Write down each entry again, exactly as it reads.

### ENTRIES SUPPLIED ###

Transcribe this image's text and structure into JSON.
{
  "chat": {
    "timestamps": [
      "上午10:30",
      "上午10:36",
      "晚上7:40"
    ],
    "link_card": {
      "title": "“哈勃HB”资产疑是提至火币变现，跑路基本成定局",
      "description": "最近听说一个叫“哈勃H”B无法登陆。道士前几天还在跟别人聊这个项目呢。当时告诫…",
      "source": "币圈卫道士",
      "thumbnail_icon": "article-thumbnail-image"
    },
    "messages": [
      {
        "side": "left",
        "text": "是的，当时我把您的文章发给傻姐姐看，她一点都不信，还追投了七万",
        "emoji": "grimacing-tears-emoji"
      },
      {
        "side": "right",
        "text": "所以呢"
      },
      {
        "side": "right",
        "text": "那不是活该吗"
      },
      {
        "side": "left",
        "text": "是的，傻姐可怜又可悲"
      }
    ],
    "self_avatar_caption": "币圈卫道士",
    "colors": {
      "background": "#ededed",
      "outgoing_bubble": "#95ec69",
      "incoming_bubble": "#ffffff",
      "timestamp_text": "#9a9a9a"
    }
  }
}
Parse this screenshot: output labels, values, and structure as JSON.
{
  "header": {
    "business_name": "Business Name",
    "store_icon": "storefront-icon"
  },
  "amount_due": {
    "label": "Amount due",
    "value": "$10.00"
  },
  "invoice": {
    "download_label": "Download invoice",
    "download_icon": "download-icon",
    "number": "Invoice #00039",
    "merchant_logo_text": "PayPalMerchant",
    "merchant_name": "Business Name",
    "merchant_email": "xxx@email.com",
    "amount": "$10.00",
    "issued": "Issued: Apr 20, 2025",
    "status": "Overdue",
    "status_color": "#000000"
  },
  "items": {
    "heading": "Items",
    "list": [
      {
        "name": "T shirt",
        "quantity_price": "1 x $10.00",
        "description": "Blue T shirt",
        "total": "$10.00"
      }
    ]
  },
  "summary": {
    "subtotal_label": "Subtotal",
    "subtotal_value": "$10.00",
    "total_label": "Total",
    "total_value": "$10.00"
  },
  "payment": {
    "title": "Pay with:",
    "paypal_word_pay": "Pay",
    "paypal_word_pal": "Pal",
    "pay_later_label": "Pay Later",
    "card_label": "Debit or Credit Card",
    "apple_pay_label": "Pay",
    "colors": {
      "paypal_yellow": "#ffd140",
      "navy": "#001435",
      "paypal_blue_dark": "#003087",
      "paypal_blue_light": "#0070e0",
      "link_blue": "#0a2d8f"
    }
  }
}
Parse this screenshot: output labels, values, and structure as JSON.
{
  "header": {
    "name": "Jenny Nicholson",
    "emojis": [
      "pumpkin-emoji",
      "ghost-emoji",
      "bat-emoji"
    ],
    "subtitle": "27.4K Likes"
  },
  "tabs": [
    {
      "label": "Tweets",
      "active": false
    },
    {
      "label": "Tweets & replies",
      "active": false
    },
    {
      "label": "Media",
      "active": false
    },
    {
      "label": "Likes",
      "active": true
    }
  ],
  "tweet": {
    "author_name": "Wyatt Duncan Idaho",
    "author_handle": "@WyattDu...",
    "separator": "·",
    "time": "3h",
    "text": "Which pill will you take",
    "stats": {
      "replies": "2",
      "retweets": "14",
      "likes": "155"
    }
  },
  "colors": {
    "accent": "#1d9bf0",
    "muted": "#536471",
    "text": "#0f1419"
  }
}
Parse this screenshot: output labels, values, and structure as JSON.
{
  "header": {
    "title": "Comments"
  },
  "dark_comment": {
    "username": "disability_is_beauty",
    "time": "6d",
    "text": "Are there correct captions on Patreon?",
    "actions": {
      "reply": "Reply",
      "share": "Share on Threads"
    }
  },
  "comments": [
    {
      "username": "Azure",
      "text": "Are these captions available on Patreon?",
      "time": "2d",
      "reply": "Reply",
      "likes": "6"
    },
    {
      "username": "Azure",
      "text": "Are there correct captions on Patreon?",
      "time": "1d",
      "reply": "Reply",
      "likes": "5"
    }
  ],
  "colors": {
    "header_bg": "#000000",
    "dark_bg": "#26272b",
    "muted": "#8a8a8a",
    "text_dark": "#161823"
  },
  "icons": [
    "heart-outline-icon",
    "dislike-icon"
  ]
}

###

ANSWER IN FULL:
Transcribe this image's text and structure into JSON.
{
  "chat": {
    "timestamps": [
      "上午10:30",
      "上午10:36",
      "晚上7:40"
    ],
    "link_card": {
      "title": "“哈勃HB”资产疑是提至火币变现，跑路基本成定局",
      "description": "最近听说一个叫“哈勃H”B无法登陆。道士前几天还在跟别人聊这个项目呢。当时告诫…",
      "source": "币圈卫道士",
      "thumbnail_icon": "article-thumbnail-image"
    },
    "messages": [
      {
        "side": "left",
        "text": "是的，当时我把您的文章发给傻姐姐看，她一点都不信，还追投了七万",
        "emoji": "grimacing-tears-emoji"
      },
      {
        "side": "right",
        "text": "所以呢"
      },
      {
        "side": "right",
        "text": "那不是活该吗"
      },
      {
        "side": "left",
        "text": "是的，傻姐可怜又可悲"
      }
    ],
    "self_avatar_caption": "币圈卫道士",
    "colors": {
      "background": "#ededed",
      "outgoing_bubble": "#95ec69",
      "incoming_bubble": "#ffffff",
      "timestamp_text": "#9a9a9a"
    }
  }
}
Parse this screenshot: output labels, values, and structure as JSON.
{
  "header": {
    "business_name": "Business Name",
    "store_icon": "storefront-icon"
  },
  "amount_due": {
    "label": "Amount due",
    "value": "$10.00"
  },
  "invoice": {
    "download_label": "Download invoice",
    "download_icon": "download-icon",
    "number": "Invoice #00039",
    "merchant_logo_text": "PayPalMerchant",
    "merchant_name": "Business Name",
    "merchant_email": "xxx@email.com",
    "amount": "$10.00",
    "issued": "Issued: Apr 20, 2025",
    "status": "Overdue",
    "status_color": "#000000"
  },
  "items": {
    "heading": "Items",
    "list": [
      {
        "name": "T shirt",
        "quantity_price": "1 x $10.00",
        "description": "Blue T shirt",
        "total": "$10.00"
      }
    ]
  },
  "summary": {
    "subtotal_label": "Subtotal",
    "subtotal_value": "$10.00",
    "total_label": "Total",
    "total_value": "$10.00"
  },
  "payment": {
    "title": "Pay with:",
    "paypal_word_pay": "Pay",
    "paypal_word_pal": "Pal",
    "pay_later_label": "Pay Later",
    "card_label": "Debit or Credit Card",
    "apple_pay_label": "Pay",
    "colors": {
      "paypal_yellow": "#ffd140",
      "navy": "#001435",
      "paypal_blue_dark": "#003087",
      "paypal_blue_light": "#0070e0",
      "link_blue": "#0a2d8f"
    }
  }
}
Parse this screenshot: output labels, values, and structure as JSON.
{
  "header": {
    "name": "Jenny Nicholson",
    "emojis": [
      "pumpkin-emoji",
      "ghost-emoji",
      "bat-emoji"
    ],
    "subtitle": "27.4K Likes"
  },
  "tabs": [
    {
      "label": "Tweets",
      "active": false
    },
    {
      "label": "Tweets & replies",
      "active": false
    },
    {
      "label": "Media",
      "active": false
    },
    {
      "label": "Likes",
      "active": true
    }
  ],
  "tweet": {
    "author_name": "Wyatt Duncan Idaho",
    "author_handle": "@WyattDu...",
    "separator": "·",
    "time": "3h",
    "text": "Which pill will you take",
    "stats": {
      "replies": "2",
      "retweets": "14",
      "likes": "155"
    }
  },
  "colors": {
    "accent": "#1d9bf0",
    "muted": "#536471",
    "text": "#0f1419"
  }
}
Parse this screenshot: output labels, values, and structure as JSON.
{
  "header": {
    "title": "Comments"
  },
  "dark_comment": {
    "username": "disability_is_beauty",
    "time": "6d",
    "text": "Are there correct captions on Patreon?",
    "actions": {
      "reply": "Reply",
      "share": "Share on Threads"
    }
  },
  "comments": [
    {
      "username": "Azure",
      "text": "Are these captions available on Patreon?",
      "time": "2d",
      "reply": "Reply",
      "likes": "6"
    },
    {
      "username": "Azure",
      "text": "Are there correct captions on Patreon?",
      "time": "1d",
      "reply": "Reply",
      "likes": "5"
    }
  ],
  "colors": {
    "header_bg": "#000000",
    "dark_bg": "#26272b",
    "muted": "#8a8a8a",
    "text_dark": "#161823"
  },
  "icons": [
    "heart-outline-icon",
    "dislike-icon"
  ]
}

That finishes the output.